Task instructions: Your task is to repeat the entries underneath exactly, minus the pictures.

□ □ □ □

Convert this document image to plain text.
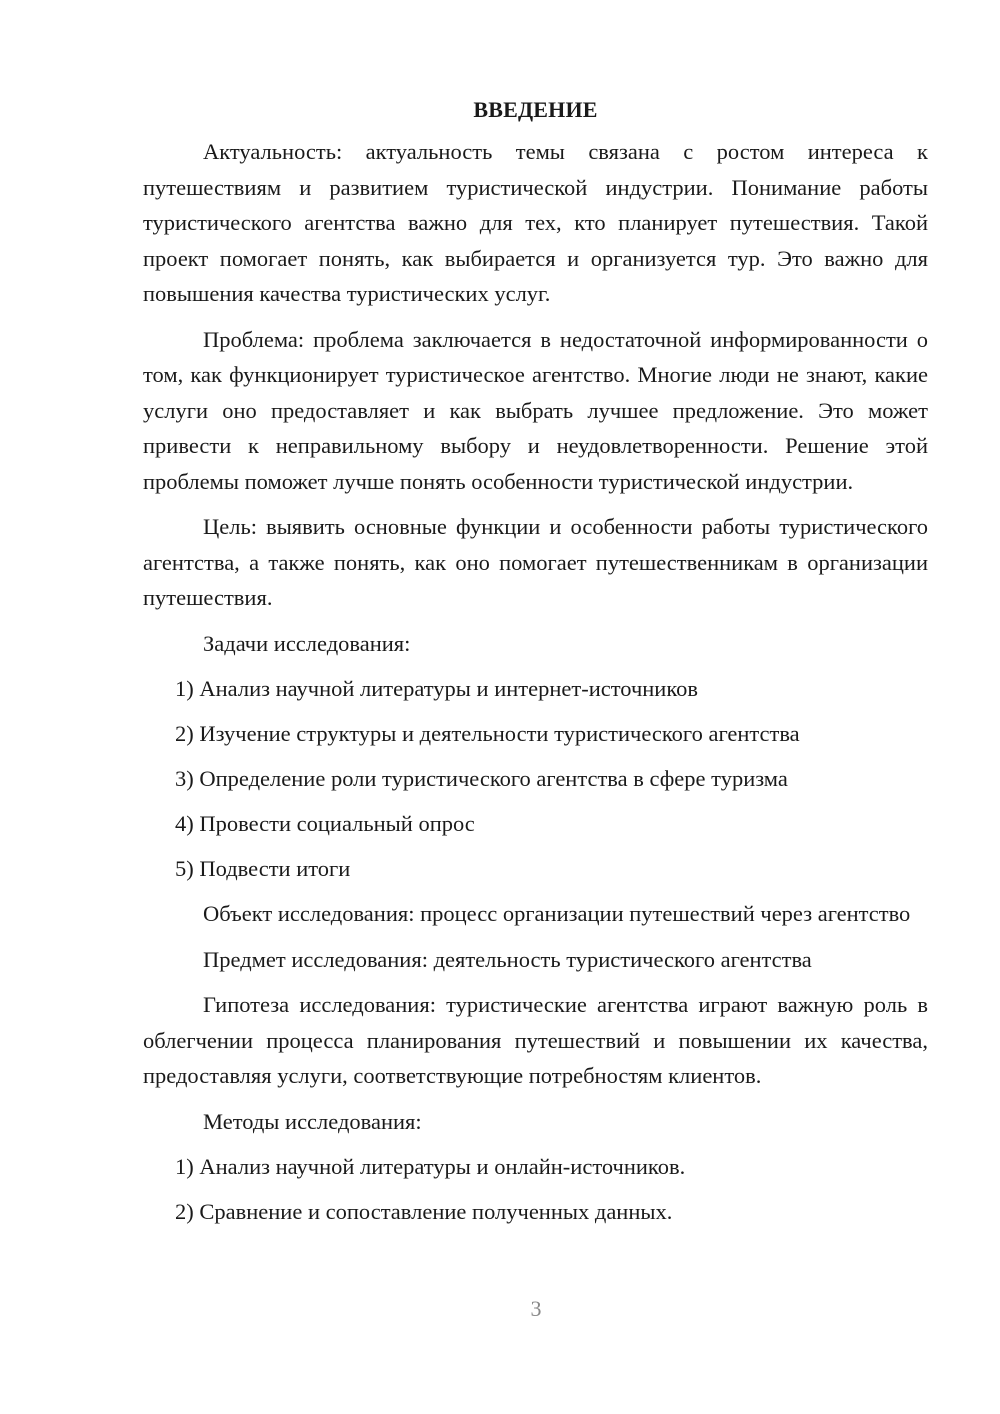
ВВЕДЕНИЕ

Актуальность: актуальность темы связана с ростом интереса к путешествиям и развитием туристической индустрии. Понимание работы туристического агентства важно для тех, кто планирует путешествия. Такой проект помогает понять, как выбирается и организуется тур. Это важно для повышения качества туристических услуг.

Проблема: проблема заключается в недостаточной информированности о том, как функционирует туристическое агентство. Многие люди не знают, какие услуги оно предоставляет и как выбрать лучшее предложение. Это может привести к неправильному выбору и неудовлетворенности. Решение этой проблемы поможет лучше понять особенности туристической индустрии.

Цель: выявить основные функции и особенности работы туристического агентства, а также понять, как оно помогает путешественникам в организации путешествия.

Задачи исследования:

1) Анализ научной литературы и интернет-источников

2) Изучение структуры и деятельности туристического агентства

3) Определение роли туристического агентства в сфере туризма

4) Провести социальный опрос

5) Подвести итоги

Объект исследования: процесс организации путешествий через агентство

Предмет исследования: деятельность туристического агентства

Гипотеза исследования: туристические агентства играют важную роль в облегчении процесса планирования путешествий и повышении их качества, предоставляя услуги, соответствующие потребностям клиентов.

Методы исследования:

1) Анализ научной литературы и онлайн-источников.

2) Сравнение и сопоставление полученных данных.

3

□ □ □ □

Right answer:
Convert this document image to plain text.
ВВЕДЕНИЕ

Актуальность: актуальность темы связана с ростом интереса к путешествиям и развитием туристической индустрии. Понимание работы туристического агентства важно для тех, кто планирует путешествия. Такой проект помогает понять, как выбирается и организуется тур. Это важно для повышения качества туристических услуг.

Проблема: проблема заключается в недостаточной информированности о том, как функционирует туристическое агентство. Многие люди не знают, какие услуги оно предоставляет и как выбрать лучшее предложение. Это может привести к неправильному выбору и неудовлетворенности. Решение этой проблемы поможет лучше понять особенности туристической индустрии.

Цель: выявить основные функции и особенности работы туристического агентства, а также понять, как оно помогает путешественникам в организации путешествия.

Задачи исследования:

1) Анализ научной литературы и интернет-источников

2) Изучение структуры и деятельности туристического агентства

3) Определение роли туристического агентства в сфере туризма

4) Провести социальный опрос

5) Подвести итоги

Объект исследования: процесс организации путешествий через агентство

Предмет исследования: деятельность туристического агентства

Гипотеза исследования: туристические агентства играют важную роль в облегчении процесса планирования путешествий и повышении их качества, предоставляя услуги, соответствующие потребностям клиентов.

Методы исследования:

1) Анализ научной литературы и онлайн-источников.

2) Сравнение и сопоставление полученных данных.

3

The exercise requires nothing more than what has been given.